# Task prompt
Swap "perspective" for "isometric" in the entries from the very start through the line holding "The handheld device 101 is at (562, 217).", both ends included, and write those lines out again with everything else left as it is.

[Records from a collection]
──────

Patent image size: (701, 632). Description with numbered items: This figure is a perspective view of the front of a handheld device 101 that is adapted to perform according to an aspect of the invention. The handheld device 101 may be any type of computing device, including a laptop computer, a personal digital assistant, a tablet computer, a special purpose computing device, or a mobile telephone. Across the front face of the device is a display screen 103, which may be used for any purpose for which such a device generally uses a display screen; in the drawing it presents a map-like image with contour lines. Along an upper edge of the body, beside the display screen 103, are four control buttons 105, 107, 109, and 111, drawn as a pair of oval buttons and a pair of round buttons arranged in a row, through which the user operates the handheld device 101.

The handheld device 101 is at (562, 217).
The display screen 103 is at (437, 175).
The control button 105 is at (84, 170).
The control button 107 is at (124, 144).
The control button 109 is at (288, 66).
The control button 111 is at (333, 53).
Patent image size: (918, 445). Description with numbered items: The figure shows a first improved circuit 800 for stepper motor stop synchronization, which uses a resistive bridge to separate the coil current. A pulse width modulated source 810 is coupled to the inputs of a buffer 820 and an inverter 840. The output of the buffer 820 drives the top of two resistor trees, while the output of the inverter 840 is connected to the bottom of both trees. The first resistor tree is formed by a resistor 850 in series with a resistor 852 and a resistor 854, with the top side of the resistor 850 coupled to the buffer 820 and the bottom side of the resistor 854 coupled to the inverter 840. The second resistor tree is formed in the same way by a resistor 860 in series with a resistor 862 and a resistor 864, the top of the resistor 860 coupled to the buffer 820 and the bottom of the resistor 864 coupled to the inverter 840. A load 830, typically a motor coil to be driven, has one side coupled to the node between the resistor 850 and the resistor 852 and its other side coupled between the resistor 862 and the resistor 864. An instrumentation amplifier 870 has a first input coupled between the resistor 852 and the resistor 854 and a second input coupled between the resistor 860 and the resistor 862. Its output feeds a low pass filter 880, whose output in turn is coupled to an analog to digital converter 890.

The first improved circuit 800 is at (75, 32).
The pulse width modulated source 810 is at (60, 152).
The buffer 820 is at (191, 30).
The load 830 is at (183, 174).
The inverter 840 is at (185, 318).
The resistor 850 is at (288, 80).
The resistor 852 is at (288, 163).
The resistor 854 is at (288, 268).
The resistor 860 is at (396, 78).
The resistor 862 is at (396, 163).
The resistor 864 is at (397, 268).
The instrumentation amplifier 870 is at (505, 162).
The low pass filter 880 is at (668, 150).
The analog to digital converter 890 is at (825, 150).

──────

# Written response
Patent image size: (701, 632). Description with numbered items: This figure is a isometric view of the front of a handheld device 101 that is adapted to perform according to an aspect of the invention. The handheld device 101 may be any type of computing device, including a laptop computer, a personal digital assistant, a tablet computer, a special purpose computing device, or a mobile telephone. Across the front face of the device is a display screen 103, which may be used for any purpose for which such a device generally uses a display screen; in the drawing it presents a map-like image with contour lines. Along an upper edge of the body, beside the display screen 103, are four control buttons 105, 107, 109, and 111, drawn as a pair of oval buttons and a pair of round buttons arranged in a row, through which the user operates the handheld device 101.

The handheld device 101 is at (562, 217).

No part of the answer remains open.